Problem statement: What follows is a listing; give it again exactly, in its entirety.

-- START OF Given records --

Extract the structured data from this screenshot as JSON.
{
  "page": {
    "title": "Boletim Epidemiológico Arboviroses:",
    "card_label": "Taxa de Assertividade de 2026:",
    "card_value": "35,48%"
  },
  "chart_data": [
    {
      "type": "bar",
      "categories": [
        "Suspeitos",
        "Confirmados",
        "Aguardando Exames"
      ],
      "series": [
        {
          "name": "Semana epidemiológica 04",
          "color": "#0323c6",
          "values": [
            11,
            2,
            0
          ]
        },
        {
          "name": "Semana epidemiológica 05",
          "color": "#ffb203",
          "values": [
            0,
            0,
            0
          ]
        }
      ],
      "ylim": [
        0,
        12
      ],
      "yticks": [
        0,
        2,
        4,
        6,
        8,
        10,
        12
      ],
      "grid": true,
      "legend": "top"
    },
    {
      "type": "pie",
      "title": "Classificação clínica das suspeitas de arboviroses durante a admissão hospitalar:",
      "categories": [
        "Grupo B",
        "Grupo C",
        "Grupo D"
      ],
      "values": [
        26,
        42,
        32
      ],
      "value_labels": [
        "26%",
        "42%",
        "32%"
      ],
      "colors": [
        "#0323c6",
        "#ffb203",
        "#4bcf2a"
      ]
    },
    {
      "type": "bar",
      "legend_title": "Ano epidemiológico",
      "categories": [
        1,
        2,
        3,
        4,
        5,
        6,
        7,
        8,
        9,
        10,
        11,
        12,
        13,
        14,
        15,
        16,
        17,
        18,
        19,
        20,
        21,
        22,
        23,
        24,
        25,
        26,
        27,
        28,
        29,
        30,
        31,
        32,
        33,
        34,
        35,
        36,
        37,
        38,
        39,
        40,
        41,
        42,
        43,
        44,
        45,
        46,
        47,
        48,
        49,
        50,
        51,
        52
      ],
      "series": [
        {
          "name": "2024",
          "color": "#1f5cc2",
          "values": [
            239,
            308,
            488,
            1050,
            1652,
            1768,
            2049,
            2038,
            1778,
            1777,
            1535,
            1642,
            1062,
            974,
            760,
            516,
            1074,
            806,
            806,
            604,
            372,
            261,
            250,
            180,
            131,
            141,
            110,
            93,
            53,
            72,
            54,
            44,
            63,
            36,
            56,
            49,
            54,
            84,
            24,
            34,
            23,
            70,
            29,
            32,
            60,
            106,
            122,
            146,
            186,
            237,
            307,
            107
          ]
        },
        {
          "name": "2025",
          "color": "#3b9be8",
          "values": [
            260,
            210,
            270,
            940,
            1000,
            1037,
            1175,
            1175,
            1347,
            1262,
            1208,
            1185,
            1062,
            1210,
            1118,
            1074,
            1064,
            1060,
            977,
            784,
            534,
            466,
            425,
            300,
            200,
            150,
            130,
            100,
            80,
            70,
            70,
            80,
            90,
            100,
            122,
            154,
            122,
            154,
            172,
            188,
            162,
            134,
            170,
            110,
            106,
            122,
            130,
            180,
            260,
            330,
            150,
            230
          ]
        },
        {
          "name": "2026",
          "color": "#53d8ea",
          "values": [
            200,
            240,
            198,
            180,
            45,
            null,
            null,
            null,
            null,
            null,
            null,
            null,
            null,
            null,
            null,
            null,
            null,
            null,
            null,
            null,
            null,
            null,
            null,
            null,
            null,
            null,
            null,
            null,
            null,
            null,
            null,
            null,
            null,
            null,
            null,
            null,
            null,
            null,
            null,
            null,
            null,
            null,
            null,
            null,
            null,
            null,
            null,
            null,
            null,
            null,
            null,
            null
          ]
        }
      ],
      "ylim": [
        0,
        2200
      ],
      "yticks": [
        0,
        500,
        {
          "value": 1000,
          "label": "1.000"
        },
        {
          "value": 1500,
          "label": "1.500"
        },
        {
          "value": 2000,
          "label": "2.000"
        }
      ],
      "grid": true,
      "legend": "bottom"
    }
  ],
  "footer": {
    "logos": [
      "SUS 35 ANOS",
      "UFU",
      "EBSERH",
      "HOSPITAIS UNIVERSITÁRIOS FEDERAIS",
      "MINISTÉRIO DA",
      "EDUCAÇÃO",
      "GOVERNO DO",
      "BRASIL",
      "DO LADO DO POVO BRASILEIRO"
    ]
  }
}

-- END OF Given records --

Correct response:
Extract the structured data from this screenshot as JSON.
{
  "page": {
    "title": "Boletim Epidemiológico Arboviroses:",
    "card_label": "Taxa de Assertividade de 2026:",
    "card_value": "35,48%"
  },
  "chart_data": [
    {
      "type": "bar",
      "categories": [
        "Suspeitos",
        "Confirmados",
        "Aguardando Exames"
      ],
      "series": [
        {
          "name": "Semana epidemiológica 04",
          "color": "#0323c6",
          "values": [
            11,
            2,
            0
          ]
        },
        {
          "name": "Semana epidemiológica 05",
          "color": "#ffb203",
          "values": [
            0,
            0,
            0
          ]
        }
      ],
      "ylim": [
        0,
        12
      ],
      "yticks": [
        0,
        2,
        4,
        6,
        8,
        10,
        12
      ],
      "grid": true,
      "legend": "top"
    },
    {
      "type": "pie",
      "title": "Classificação clínica das suspeitas de arboviroses durante a admissão hospitalar:",
      "categories": [
        "Grupo B",
        "Grupo C",
        "Grupo D"
      ],
      "values": [
        26,
        42,
        32
      ],
      "value_labels": [
        "26%",
        "42%",
        "32%"
      ],
      "colors": [
        "#0323c6",
        "#ffb203",
        "#4bcf2a"
      ]
    },
    {
      "type": "bar",
      "legend_title": "Ano epidemiológico",
      "categories": [
        1,
        2,
        3,
        4,
        5,
        6,
        7,
        8,
        9,
        10,
        11,
        12,
        13,
        14,
        15,
        16,
        17,
        18,
        19,
        20,
        21,
        22,
        23,
        24,
        25,
        26,
        27,
        28,
        29,
        30,
        31,
        32,
        33,
        34,
        35,
        36,
        37,
        38,
        39,
        40,
        41,
        42,
        43,
        44,
        45,
        46,
        47,
        48,
        49,
        50,
        51,
        52
      ],
      "series": [
        {
          "name": "2024",
          "color": "#1f5cc2",
          "values": [
            239,
            308,
            488,
            1050,
            1652,
            1768,
            2049,
            2038,
            1778,
            1777,
            1535,
            1642,
            1062,
            974,
            760,
            516,
            1074,
            806,
            806,
            604,
            372,
            261,
            250,
            180,
            131,
            141,
            110,
            93,
            53,
            72,
            54,
            44,
            63,
            36,
            56,
            49,
            54,
            84,
            24,
            34,
            23,
            70,
            29,
            32,
            60,
            106,
            122,
            146,
            186,
            237,
            307,
            107
          ]
        },
        {
          "name": "2025",
          "color": "#3b9be8",
          "values": [
            260,
            210,
            270,
            940,
            1000,
            1037,
            1175,
            1175,
            1347,
            1262,
            1208,
            1185,
            1062,
            1210,
            1118,
            1074,
            1064,
            1060,
            977,
            784,
            534,
            466,
            425,
            300,
            200,
            150,
            130,
            100,
            80,
            70,
            70,
            80,
            90,
            100,
            122,
            154,
            122,
            154,
            172,
            188,
            162,
            134,
            170,
            110,
            106,
            122,
            130,
            180,
            260,
            330,
            150,
            230
          ]
        },
        {
          "name": "2026",
          "color": "#53d8ea",
          "values": [
            200,
            240,
            198,
            180,
            45,
            null,
            null,
            null,
            null,
            null,
            null,
            null,
            null,
            null,
            null,
            null,
            null,
            null,
            null,
            null,
            null,
            null,
            null,
            null,
            null,
            null,
            null,
            null,
            null,
            null,
            null,
            null,
            null,
            null,
            null,
            null,
            null,
            null,
            null,
            null,
            null,
            null,
            null,
            null,
            null,
            null,
            null,
            null,
            null,
            null,
            null,
            null
          ]
        }
      ],
      "ylim": [
        0,
        2200
      ],
      "yticks": [
        0,
        500,
        {
          "value": 1000,
          "label": "1.000"
        },
        {
          "value": 1500,
          "label": "1.500"
        },
        {
          "value": 2000,
          "label": "2.000"
        }
      ],
      "grid": true,
      "legend": "bottom"
    }
  ],
  "footer": {
    "logos": [
      "SUS 35 ANOS",
      "UFU",
      "EBSERH",
      "HOSPITAIS UNIVERSITÁRIOS FEDERAIS",
      "MINISTÉRIO DA",
      "EDUCAÇÃO",
      "GOVERNO DO",
      "BRASIL",
      "DO LADO DO POVO BRASILEIRO"
    ]
  }
}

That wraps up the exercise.